#### [PROBLEM TO SOLVE]
Look through the records below and give the number of lines holding the string "PHẠM", nothing more.

▼▼▼

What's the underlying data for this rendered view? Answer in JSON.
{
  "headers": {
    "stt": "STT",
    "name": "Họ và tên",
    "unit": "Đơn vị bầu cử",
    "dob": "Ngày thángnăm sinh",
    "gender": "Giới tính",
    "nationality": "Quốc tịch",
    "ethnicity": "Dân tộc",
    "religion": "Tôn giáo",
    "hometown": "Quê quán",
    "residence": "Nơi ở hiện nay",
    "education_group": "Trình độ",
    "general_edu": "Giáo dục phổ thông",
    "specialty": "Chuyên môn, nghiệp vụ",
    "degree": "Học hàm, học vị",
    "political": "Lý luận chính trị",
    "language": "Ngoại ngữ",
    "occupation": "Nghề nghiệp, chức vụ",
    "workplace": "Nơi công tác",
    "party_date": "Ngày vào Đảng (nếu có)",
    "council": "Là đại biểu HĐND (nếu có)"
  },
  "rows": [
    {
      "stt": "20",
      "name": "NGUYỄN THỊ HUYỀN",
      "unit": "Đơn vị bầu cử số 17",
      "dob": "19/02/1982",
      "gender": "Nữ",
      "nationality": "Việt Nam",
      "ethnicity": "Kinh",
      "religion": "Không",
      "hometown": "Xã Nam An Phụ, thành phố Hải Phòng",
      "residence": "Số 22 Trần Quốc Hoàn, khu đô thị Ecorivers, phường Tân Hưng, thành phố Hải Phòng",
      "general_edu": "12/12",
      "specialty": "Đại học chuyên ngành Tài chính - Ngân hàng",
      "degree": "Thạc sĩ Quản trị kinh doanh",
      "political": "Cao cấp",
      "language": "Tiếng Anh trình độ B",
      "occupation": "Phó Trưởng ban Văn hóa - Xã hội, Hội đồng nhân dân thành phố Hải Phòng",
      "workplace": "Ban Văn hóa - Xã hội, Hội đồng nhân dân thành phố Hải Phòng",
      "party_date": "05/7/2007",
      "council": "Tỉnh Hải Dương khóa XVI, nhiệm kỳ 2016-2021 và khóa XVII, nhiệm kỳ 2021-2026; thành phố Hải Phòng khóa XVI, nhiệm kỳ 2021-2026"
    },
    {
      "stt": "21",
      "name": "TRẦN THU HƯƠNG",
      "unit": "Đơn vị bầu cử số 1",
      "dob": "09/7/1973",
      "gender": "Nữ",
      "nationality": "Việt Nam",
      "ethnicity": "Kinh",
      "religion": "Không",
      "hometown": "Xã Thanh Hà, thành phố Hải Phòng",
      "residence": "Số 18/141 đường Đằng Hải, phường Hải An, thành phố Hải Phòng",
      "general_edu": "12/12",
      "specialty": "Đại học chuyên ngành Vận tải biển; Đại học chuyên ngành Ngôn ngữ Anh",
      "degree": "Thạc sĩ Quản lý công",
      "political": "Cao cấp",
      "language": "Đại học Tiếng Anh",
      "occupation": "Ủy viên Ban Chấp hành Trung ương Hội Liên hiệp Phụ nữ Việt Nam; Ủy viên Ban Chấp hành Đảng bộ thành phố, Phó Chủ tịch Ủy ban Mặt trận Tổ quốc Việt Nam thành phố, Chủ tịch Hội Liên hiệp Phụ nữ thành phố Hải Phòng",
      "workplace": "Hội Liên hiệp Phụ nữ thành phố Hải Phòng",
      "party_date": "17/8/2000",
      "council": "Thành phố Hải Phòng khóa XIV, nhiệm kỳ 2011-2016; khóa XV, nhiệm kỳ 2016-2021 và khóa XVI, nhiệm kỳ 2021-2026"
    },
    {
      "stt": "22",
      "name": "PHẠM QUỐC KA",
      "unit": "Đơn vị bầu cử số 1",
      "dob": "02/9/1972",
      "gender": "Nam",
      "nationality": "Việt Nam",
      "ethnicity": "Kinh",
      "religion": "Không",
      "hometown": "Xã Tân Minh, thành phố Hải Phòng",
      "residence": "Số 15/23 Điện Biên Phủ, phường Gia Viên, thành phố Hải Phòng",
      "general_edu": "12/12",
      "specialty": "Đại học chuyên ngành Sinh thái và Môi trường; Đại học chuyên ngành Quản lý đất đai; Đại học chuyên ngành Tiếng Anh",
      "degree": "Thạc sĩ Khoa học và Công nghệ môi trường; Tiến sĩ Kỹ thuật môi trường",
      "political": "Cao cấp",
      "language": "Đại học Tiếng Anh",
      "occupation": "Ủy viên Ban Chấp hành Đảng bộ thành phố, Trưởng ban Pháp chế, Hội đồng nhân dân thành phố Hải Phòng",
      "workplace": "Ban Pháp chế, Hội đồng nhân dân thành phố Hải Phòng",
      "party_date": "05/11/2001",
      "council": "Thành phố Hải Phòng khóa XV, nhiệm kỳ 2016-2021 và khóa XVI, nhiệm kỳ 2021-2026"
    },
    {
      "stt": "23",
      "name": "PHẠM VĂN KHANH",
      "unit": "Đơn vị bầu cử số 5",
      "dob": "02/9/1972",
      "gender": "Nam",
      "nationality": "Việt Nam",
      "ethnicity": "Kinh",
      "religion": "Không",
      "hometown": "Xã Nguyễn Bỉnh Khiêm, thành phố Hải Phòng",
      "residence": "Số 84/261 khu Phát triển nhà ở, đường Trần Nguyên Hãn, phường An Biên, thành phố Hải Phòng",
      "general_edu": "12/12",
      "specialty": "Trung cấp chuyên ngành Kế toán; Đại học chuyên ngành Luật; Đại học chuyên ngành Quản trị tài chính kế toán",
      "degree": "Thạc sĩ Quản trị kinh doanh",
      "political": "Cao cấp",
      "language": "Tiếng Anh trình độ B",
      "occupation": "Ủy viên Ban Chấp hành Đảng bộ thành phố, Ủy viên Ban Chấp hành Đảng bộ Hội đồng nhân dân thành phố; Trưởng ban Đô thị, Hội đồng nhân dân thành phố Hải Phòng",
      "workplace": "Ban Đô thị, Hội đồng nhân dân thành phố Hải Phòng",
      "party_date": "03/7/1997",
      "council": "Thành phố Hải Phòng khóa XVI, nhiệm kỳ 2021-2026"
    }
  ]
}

▲▲▲

#### [ANSWER TO THIS PROBLEM]
2